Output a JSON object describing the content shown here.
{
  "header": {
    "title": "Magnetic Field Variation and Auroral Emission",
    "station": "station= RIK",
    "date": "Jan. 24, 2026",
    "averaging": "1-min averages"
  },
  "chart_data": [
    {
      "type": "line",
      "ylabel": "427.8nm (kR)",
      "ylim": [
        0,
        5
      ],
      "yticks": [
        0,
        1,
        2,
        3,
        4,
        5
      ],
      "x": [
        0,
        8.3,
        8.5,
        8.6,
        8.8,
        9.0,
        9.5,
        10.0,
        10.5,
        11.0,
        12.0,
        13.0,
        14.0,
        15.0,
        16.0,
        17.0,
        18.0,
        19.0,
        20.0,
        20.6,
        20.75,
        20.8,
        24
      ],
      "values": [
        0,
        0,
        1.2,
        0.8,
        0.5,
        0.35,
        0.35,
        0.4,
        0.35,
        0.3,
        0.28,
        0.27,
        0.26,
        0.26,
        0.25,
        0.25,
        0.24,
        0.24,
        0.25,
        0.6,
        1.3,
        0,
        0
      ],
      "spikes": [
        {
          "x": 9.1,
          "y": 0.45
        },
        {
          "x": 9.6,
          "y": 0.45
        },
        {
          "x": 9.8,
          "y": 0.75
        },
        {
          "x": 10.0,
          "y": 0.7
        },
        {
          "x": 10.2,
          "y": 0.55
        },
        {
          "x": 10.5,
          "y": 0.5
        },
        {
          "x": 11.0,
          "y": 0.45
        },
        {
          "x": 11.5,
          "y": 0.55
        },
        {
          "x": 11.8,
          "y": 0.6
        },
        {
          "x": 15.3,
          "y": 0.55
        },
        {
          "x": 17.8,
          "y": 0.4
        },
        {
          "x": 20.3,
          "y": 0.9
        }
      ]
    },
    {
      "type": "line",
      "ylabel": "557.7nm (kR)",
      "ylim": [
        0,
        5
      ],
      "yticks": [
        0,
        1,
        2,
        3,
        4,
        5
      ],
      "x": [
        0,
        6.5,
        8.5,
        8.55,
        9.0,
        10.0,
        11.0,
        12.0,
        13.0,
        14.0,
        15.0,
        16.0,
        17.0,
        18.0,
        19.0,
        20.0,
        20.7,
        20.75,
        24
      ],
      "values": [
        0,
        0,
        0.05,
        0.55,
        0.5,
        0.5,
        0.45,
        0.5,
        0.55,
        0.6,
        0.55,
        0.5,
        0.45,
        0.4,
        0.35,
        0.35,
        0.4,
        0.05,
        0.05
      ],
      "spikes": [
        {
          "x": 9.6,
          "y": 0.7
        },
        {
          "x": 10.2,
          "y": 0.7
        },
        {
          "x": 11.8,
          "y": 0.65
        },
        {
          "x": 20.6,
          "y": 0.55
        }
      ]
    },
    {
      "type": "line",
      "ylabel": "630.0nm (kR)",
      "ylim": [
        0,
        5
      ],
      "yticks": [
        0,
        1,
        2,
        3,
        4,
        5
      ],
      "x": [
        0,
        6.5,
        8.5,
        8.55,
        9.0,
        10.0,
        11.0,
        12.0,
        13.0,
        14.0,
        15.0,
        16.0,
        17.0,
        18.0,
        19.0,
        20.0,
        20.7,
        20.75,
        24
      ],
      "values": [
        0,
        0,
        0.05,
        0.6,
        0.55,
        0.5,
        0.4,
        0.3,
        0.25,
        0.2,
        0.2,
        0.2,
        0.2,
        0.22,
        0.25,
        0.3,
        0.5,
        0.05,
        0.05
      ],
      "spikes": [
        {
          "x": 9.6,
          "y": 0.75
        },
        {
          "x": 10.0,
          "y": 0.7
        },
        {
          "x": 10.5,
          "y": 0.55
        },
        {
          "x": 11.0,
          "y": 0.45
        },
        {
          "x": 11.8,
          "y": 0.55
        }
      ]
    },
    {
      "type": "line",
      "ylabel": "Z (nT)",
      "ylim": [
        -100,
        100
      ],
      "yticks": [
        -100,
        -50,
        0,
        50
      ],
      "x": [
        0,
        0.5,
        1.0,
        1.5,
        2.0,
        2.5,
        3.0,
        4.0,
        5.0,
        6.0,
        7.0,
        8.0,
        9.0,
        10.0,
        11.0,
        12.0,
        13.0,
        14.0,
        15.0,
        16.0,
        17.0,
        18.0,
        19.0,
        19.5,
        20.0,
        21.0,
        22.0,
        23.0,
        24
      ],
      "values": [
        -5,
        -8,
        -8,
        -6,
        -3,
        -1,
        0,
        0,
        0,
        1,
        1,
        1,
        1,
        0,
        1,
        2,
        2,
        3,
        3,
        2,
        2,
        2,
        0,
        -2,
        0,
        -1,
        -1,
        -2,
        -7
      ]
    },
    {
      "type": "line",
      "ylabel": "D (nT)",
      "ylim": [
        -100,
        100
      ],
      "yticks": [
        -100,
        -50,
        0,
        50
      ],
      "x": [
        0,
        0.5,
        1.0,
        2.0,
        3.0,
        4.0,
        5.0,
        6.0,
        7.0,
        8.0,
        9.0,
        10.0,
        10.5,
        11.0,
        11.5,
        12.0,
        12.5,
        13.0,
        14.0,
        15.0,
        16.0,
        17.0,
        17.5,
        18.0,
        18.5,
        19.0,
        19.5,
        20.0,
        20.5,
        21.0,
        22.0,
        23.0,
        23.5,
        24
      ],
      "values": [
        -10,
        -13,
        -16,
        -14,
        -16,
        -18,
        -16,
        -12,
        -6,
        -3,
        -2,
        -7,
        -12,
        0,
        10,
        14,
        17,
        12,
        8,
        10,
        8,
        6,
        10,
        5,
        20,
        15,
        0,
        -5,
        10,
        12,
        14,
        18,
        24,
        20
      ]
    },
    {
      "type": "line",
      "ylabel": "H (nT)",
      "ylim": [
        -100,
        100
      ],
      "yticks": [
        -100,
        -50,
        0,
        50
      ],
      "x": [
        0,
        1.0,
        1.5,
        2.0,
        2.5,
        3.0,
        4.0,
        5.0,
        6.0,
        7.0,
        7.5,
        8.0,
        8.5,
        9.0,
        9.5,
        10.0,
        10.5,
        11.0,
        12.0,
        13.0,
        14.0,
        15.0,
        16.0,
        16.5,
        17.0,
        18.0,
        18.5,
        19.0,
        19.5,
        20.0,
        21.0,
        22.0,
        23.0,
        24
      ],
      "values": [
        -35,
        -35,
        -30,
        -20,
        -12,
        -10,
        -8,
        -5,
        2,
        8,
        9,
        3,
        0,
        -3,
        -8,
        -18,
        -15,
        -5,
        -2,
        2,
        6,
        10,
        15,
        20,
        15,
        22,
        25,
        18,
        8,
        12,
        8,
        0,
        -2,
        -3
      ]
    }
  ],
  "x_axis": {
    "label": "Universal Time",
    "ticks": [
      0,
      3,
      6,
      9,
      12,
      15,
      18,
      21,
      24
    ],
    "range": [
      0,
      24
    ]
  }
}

EXERCISE TASK: Retype the listing exactly, in full.

REPLY TO THE TASK:
Output a JSON object describing the content shown here.
{
  "header": {
    "title": "Magnetic Field Variation and Auroral Emission",
    "station": "station= RIK",
    "date": "Jan. 24, 2026",
    "averaging": "1-min averages"
  },
  "chart_data": [
    {
      "type": "line",
      "ylabel": "427.8nm (kR)",
      "ylim": [
        0,
        5
      ],
      "yticks": [
        0,
        1,
        2,
        3,
        4,
        5
      ],
      "x": [
        0,
        8.3,
        8.5,
        8.6,
        8.8,
        9.0,
        9.5,
        10.0,
        10.5,
        11.0,
        12.0,
        13.0,
        14.0,
        15.0,
        16.0,
        17.0,
        18.0,
        19.0,
        20.0,
        20.6,
        20.75,
        20.8,
        24
      ],
      "values": [
        0,
        0,
        1.2,
        0.8,
        0.5,
        0.35,
        0.35,
        0.4,
        0.35,
        0.3,
        0.28,
        0.27,
        0.26,
        0.26,
        0.25,
        0.25,
        0.24,
        0.24,
        0.25,
        0.6,
        1.3,
        0,
        0
      ],
      "spikes": [
        {
          "x": 9.1,
          "y": 0.45
        },
        {
          "x": 9.6,
          "y": 0.45
        },
        {
          "x": 9.8,
          "y": 0.75
        },
        {
          "x": 10.0,
          "y": 0.7
        },
        {
          "x": 10.2,
          "y": 0.55
        },
        {
          "x": 10.5,
          "y": 0.5
        },
        {
          "x": 11.0,
          "y": 0.45
        },
        {
          "x": 11.5,
          "y": 0.55
        },
        {
          "x": 11.8,
          "y": 0.6
        },
        {
          "x": 15.3,
          "y": 0.55
        },
        {
          "x": 17.8,
          "y": 0.4
        },
        {
          "x": 20.3,
          "y": 0.9
        }
      ]
    },
    {
      "type": "line",
      "ylabel": "557.7nm (kR)",
      "ylim": [
        0,
        5
      ],
      "yticks": [
        0,
        1,
        2,
        3,
        4,
        5
      ],
      "x": [
        0,
        6.5,
        8.5,
        8.55,
        9.0,
        10.0,
        11.0,
        12.0,
        13.0,
        14.0,
        15.0,
        16.0,
        17.0,
        18.0,
        19.0,
        20.0,
        20.7,
        20.75,
        24
      ],
      "values": [
        0,
        0,
        0.05,
        0.55,
        0.5,
        0.5,
        0.45,
        0.5,
        0.55,
        0.6,
        0.55,
        0.5,
        0.45,
        0.4,
        0.35,
        0.35,
        0.4,
        0.05,
        0.05
      ],
      "spikes": [
        {
          "x": 9.6,
          "y": 0.7
        },
        {
          "x": 10.2,
          "y": 0.7
        },
        {
          "x": 11.8,
          "y": 0.65
        },
        {
          "x": 20.6,
          "y": 0.55
        }
      ]
    },
    {
      "type": "line",
      "ylabel": "630.0nm (kR)",
      "ylim": [
        0,
        5
      ],
      "yticks": [
        0,
        1,
        2,
        3,
        4,
        5
      ],
      "x": [
        0,
        6.5,
        8.5,
        8.55,
        9.0,
        10.0,
        11.0,
        12.0,
        13.0,
        14.0,
        15.0,
        16.0,
        17.0,
        18.0,
        19.0,
        20.0,
        20.7,
        20.75,
        24
      ],
      "values": [
        0,
        0,
        0.05,
        0.6,
        0.55,
        0.5,
        0.4,
        0.3,
        0.25,
        0.2,
        0.2,
        0.2,
        0.2,
        0.22,
        0.25,
        0.3,
        0.5,
        0.05,
        0.05
      ],
      "spikes": [
        {
          "x": 9.6,
          "y": 0.75
        },
        {
          "x": 10.0,
          "y": 0.7
        },
        {
          "x": 10.5,
          "y": 0.55
        },
        {
          "x": 11.0,
          "y": 0.45
        },
        {
          "x": 11.8,
          "y": 0.55
        }
      ]
    },
    {
      "type": "line",
      "ylabel": "Z (nT)",
      "ylim": [
        -100,
        100
      ],
      "yticks": [
        -100,
        -50,
        0,
        50
      ],
      "x": [
        0,
        0.5,
        1.0,
        1.5,
        2.0,
        2.5,
        3.0,
        4.0,
        5.0,
        6.0,
        7.0,
        8.0,
        9.0,
        10.0,
        11.0,
        12.0,
        13.0,
        14.0,
        15.0,
        16.0,
        17.0,
        18.0,
        19.0,
        19.5,
        20.0,
        21.0,
        22.0,
        23.0,
        24
      ],
      "values": [
        -5,
        -8,
        -8,
        -6,
        -3,
        -1,
        0,
        0,
        0,
        1,
        1,
        1,
        1,
        0,
        1,
        2,
        2,
        3,
        3,
        2,
        2,
        2,
        0,
        -2,
        0,
        -1,
        -1,
        -2,
        -7
      ]
    },
    {
      "type": "line",
      "ylabel": "D (nT)",
      "ylim": [
        -100,
        100
      ],
      "yticks": [
        -100,
        -50,
        0,
        50
      ],
      "x": [
        0,
        0.5,
        1.0,
        2.0,
        3.0,
        4.0,
        5.0,
        6.0,
        7.0,
        8.0,
        9.0,
        10.0,
        10.5,
        11.0,
        11.5,
        12.0,
        12.5,
        13.0,
        14.0,
        15.0,
        16.0,
        17.0,
        17.5,
        18.0,
        18.5,
        19.0,
        19.5,
        20.0,
        20.5,
        21.0,
        22.0,
        23.0,
        23.5,
        24
      ],
      "values": [
        -10,
        -13,
        -16,
        -14,
        -16,
        -18,
        -16,
        -12,
        -6,
        -3,
        -2,
        -7,
        -12,
        0,
        10,
        14,
        17,
        12,
        8,
        10,
        8,
        6,
        10,
        5,
        20,
        15,
        0,
        -5,
        10,
        12,
        14,
        18,
        24,
        20
      ]
    },
    {
      "type": "line",
      "ylabel": "H (nT)",
      "ylim": [
        -100,
        100
      ],
      "yticks": [
        -100,
        -50,
        0,
        50
      ],
      "x": [
        0,
        1.0,
        1.5,
        2.0,
        2.5,
        3.0,
        4.0,
        5.0,
        6.0,
        7.0,
        7.5,
        8.0,
        8.5,
        9.0,
        9.5,
        10.0,
        10.5,
        11.0,
        12.0,
        13.0,
        14.0,
        15.0,
        16.0,
        16.5,
        17.0,
        18.0,
        18.5,
        19.0,
        19.5,
        20.0,
        21.0,
        22.0,
        23.0,
        24
      ],
      "values": [
        -35,
        -35,
        -30,
        -20,
        -12,
        -10,
        -8,
        -5,
        2,
        8,
        9,
        3,
        0,
        -3,
        -8,
        -18,
        -15,
        -5,
        -2,
        2,
        6,
        10,
        15,
        20,
        15,
        22,
        25,
        18,
        8,
        12,
        8,
        0,
        -2,
        -3
      ]
    }
  ],
  "x_axis": {
    "label": "Universal Time",
    "ticks": [
      0,
      3,
      6,
      9,
      12,
      15,
      18,
      21,
      24
    ],
    "range": [
      0,
      24
    ]
  }
}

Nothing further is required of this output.